Records excerpted from a collection
::::::

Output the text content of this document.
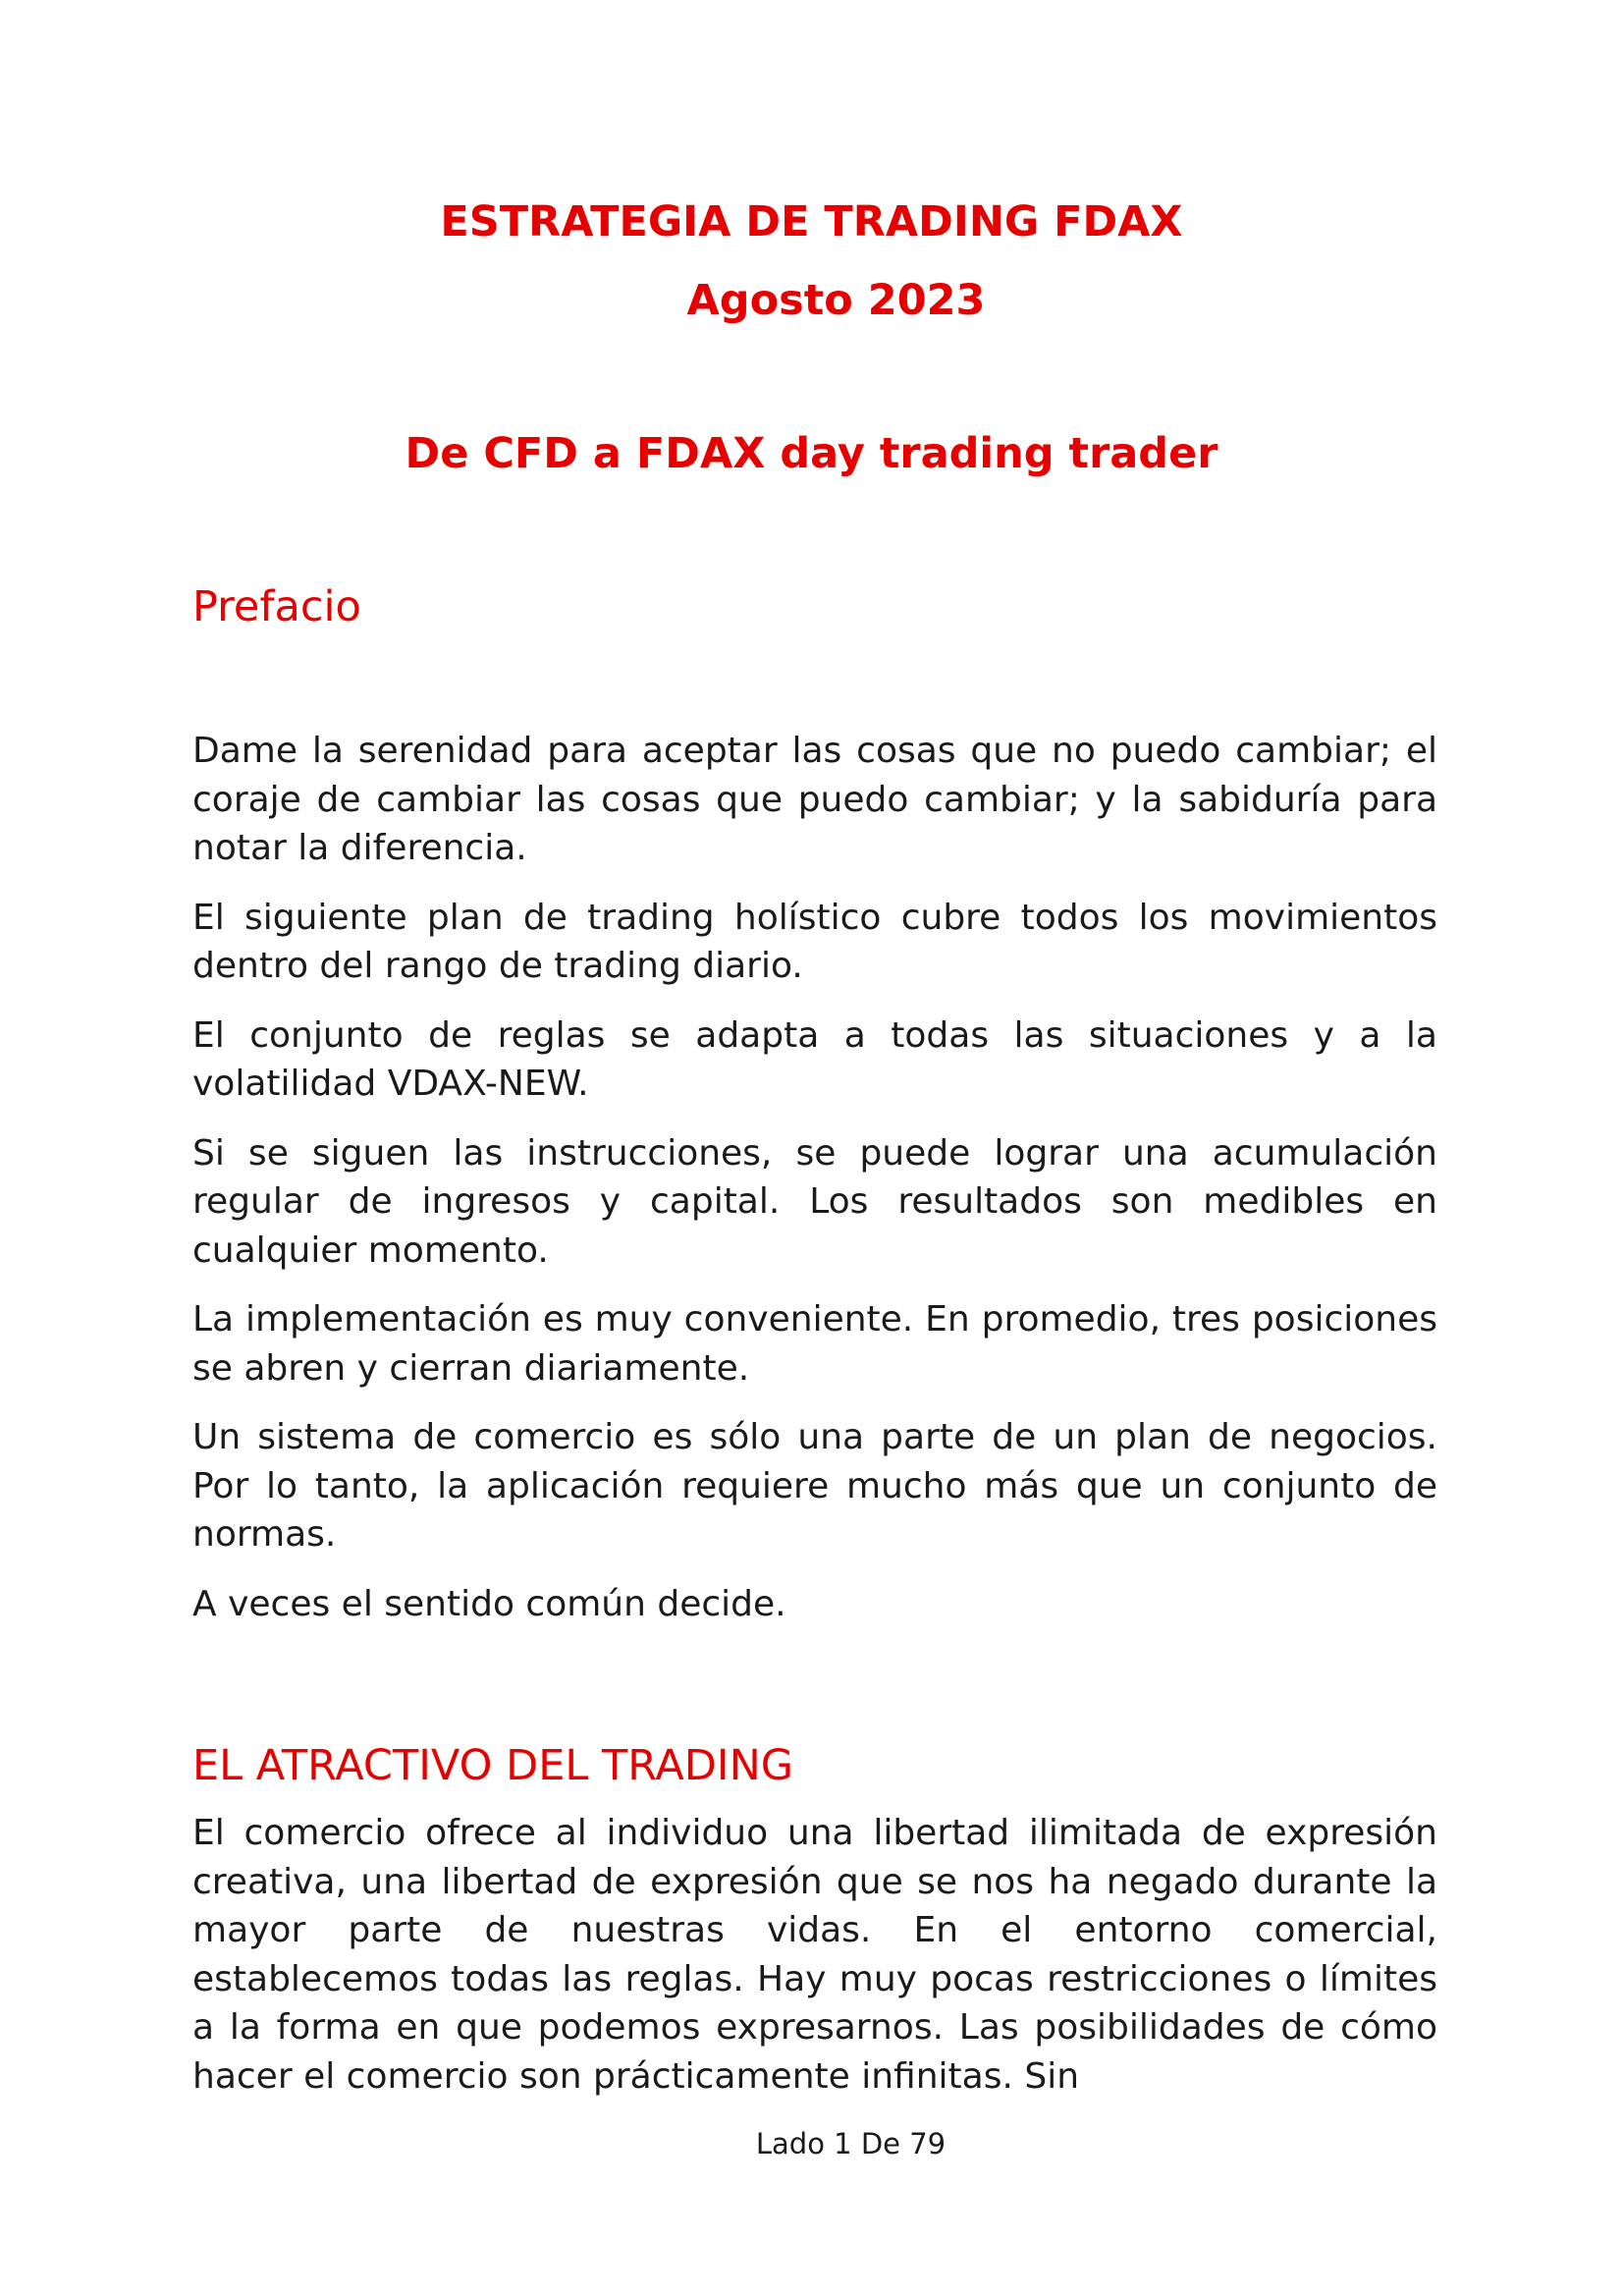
ESTRATEGIA DE TRADING FDAX
Agosto 2023
De CFD a FDAX day trading trader
Prefacio

Dame la serenidad para aceptar las cosas que no puedo cambiar; el coraje de cambiar las cosas que puedo cambiar; y la sabiduría para notar la diferencia.

El siguiente plan de trading holístico cubre todos los movimientos dentro del rango de trading diario.

El conjunto de reglas se adapta a todas las situaciones y a la volatilidad VDAX-NEW.

Si se siguen las instrucciones, se puede lograr una acumulación regular de ingresos y capital. Los resultados son medibles en cualquier momento.

La implementación es muy conveniente. En promedio, tres posiciones se abren y cierran diariamente.

Un sistema de comercio es sólo una parte de un plan de negocios. Por lo tanto, la aplicación requiere mucho más que un conjunto de normas.

A veces el sentido común decide.

EL ATRACTIVO DEL TRADING

El comercio ofrece al individuo una libertad ilimitada de expresión creativa, una libertad de expresión que se nos ha negado durante la mayor parte de nuestras vidas. En el entorno comercial, establecemos todas las reglas. Hay muy pocas restricciones o límites a la forma en que podemos expresarnos. Las posibilidades de cómo hacer el comercio son prácticamente infinitas. Sin

Lado 1 De 79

::::::

= TASK DESCRIPTION =
The answer should be a single number: the count of lines in the data that include the string "conjunto".

= SOLVED PROBLEM =
2